→ **EXERCISE DESCRIPTION**
The data below should be restated word for word, with every picture omitted.

Stored data entries:
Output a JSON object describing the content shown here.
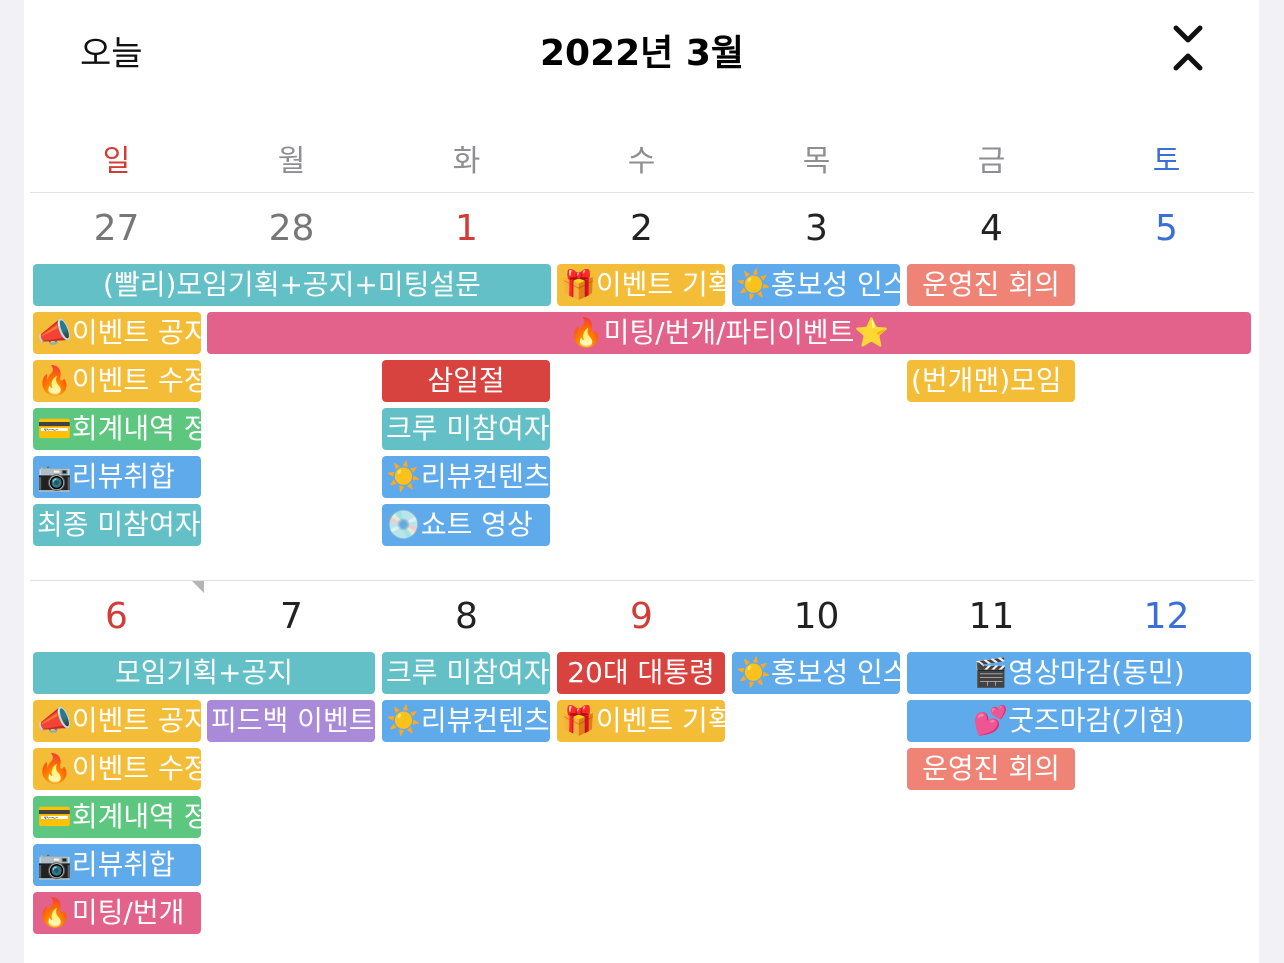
{
  "header": {
    "today_label": "오늘",
    "title": "2022년 3월",
    "toggle_icon": "chevron-collapse-expand-icon"
  },
  "weekdays": [
    "일",
    "월",
    "화",
    "수",
    "목",
    "금",
    "토"
  ],
  "weeks": [
    {
      "days": [
        "27",
        "28",
        "1",
        "2",
        "3",
        "4",
        "5"
      ],
      "events": [
        "(빨리)모임기획+공지+미팅설문",
        "🎁이벤트 기획",
        "☀️홍보성 인스타",
        "운영진 회의",
        "📣이벤트 공지",
        "🔥미팅/번개/파티이벤트⭐️",
        "🔥이벤트 수정",
        "삼일절",
        "(번개맨)모임",
        "💳회계내역 정리",
        "크루 미참여자",
        "📷리뷰취합",
        "☀️리뷰컨텐츠",
        "최종 미참여자",
        "💿쇼트 영상"
      ]
    },
    {
      "days": [
        "6",
        "7",
        "8",
        "9",
        "10",
        "11",
        "12"
      ],
      "events": [
        "모임기획+공지",
        "크루 미참여자",
        "20대 대통령",
        "☀️홍보성 인스타",
        "🎬영상마감(동민)",
        "📣이벤트 공지",
        "피드백 이벤트",
        "☀️리뷰컨텐츠",
        "🎁이벤트 기획",
        "💕굿즈마감(기현)",
        "🔥이벤트 수정",
        "운영진 회의",
        "💳회계내역 정리",
        "📷리뷰취합",
        "🔥미팅/번개"
      ]
    }
  ],
  "colors": {
    "teal": "#63c0c7",
    "orange": "#f4bd38",
    "salmon": "#ef8476",
    "pink": "#e3628b",
    "green": "#5dc77f",
    "sky": "#5eaaea",
    "crimson": "#d8433f",
    "purple": "#a98ad9",
    "sunday": "#d33b36",
    "saturday": "#3a6fd8"
  }
}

→ **TASK ANSWER**
Output a JSON object describing the content shown here.
{
  "header": {
    "today_label": "오늘",
    "title": "2022년 3월",
    "toggle_icon": "chevron-collapse-expand-icon"
  },
  "weekdays": [
    "일",
    "월",
    "화",
    "수",
    "목",
    "금",
    "토"
  ],
  "weeks": [
    {
      "days": [
        "27",
        "28",
        "1",
        "2",
        "3",
        "4",
        "5"
      ],
      "events": [
        "(빨리)모임기획+공지+미팅설문",
        "🎁이벤트 기획",
        "☀️홍보성 인스타",
        "운영진 회의",
        "📣이벤트 공지",
        "🔥미팅/번개/파티이벤트⭐️",
        "🔥이벤트 수정",
        "삼일절",
        "(번개맨)모임",
        "💳회계내역 정리",
        "크루 미참여자",
        "📷리뷰취합",
        "☀️리뷰컨텐츠",
        "최종 미참여자",
        "💿쇼트 영상"
      ]
    },
    {
      "days": [
        "6",
        "7",
        "8",
        "9",
        "10",
        "11",
        "12"
      ],
      "events": [
        "모임기획+공지",
        "크루 미참여자",
        "20대 대통령",
        "☀️홍보성 인스타",
        "🎬영상마감(동민)",
        "📣이벤트 공지",
        "피드백 이벤트",
        "☀️리뷰컨텐츠",
        "🎁이벤트 기획",
        "💕굿즈마감(기현)",
        "🔥이벤트 수정",
        "운영진 회의",
        "💳회계내역 정리",
        "📷리뷰취합",
        "🔥미팅/번개"
      ]
    }
  ],
  "colors": {
    "teal": "#63c0c7",
    "orange": "#f4bd38",
    "salmon": "#ef8476",
    "pink": "#e3628b",
    "green": "#5dc77f",
    "sky": "#5eaaea",
    "crimson": "#d8433f",
    "purple": "#a98ad9",
    "sunday": "#d33b36",
    "saturday": "#3a6fd8"
  }
}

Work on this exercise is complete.